Task requirements. Retype each line exactly. Skip images.

Records to process.
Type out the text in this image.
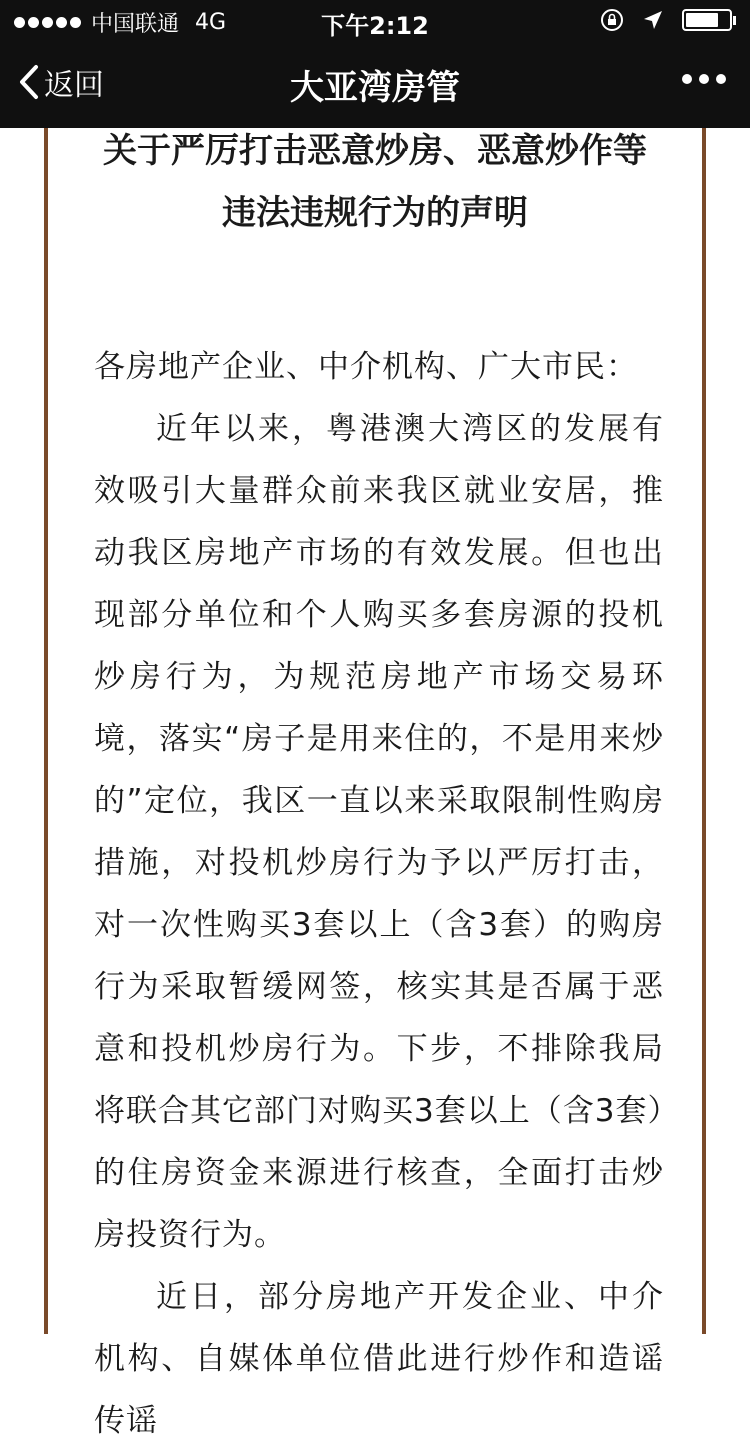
中国联通 4G	下午2:12
返回	大亚湾房管
关于严厉打击恶意炒房、恶意炒作等
违法违规行为的声明
各房地产企业、中介机构、广大市民：
近年以来，粤港澳大湾区的发展有效吸引大量群众前来我区就业安居，推动我区房地产市场的有效发展。但也出现部分单位和个人购买多套房源的投机炒房行为，为规范房地产市场交易环境，落实“房子是用来住的，不是用来炒的”定位，我区一直以来采取限制性购房措施，对投机炒房行为予以严厉打击，对一次性购买3套以上（含3套）的购房行为采取暂缓网签，核实其是否属于恶意和投机炒房行为。下步，不排除我局将联合其它部门对购买3套以上（含3套）的住房资金来源进行核查，全面打击炒房投资行为。
近日，部分房地产开发企业、中介机构、自媒体单位借此进行炒作和造谣传谣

Answer to the exercise.
Type out the text in this image.
中国联通 4G	下午2:12
返回	大亚湾房管
关于严厉打击恶意炒房、恶意炒作等
违法违规行为的声明
各房地产企业、中介机构、广大市民：
近年以来，粤港澳大湾区的发展有效吸引大量群众前来我区就业安居，推动我区房地产市场的有效发展。但也出现部分单位和个人购买多套房源的投机炒房行为，为规范房地产市场交易环境，落实“房子是用来住的，不是用来炒的”定位，我区一直以来采取限制性购房措施，对投机炒房行为予以严厉打击，对一次性购买3套以上（含3套）的购房行为采取暂缓网签，核实其是否属于恶意和投机炒房行为。下步，不排除我局将联合其它部门对购买3套以上（含3套）的住房资金来源进行核查，全面打击炒房投资行为。
近日，部分房地产开发企业、中介机构、自媒体单位借此进行炒作和造谣传谣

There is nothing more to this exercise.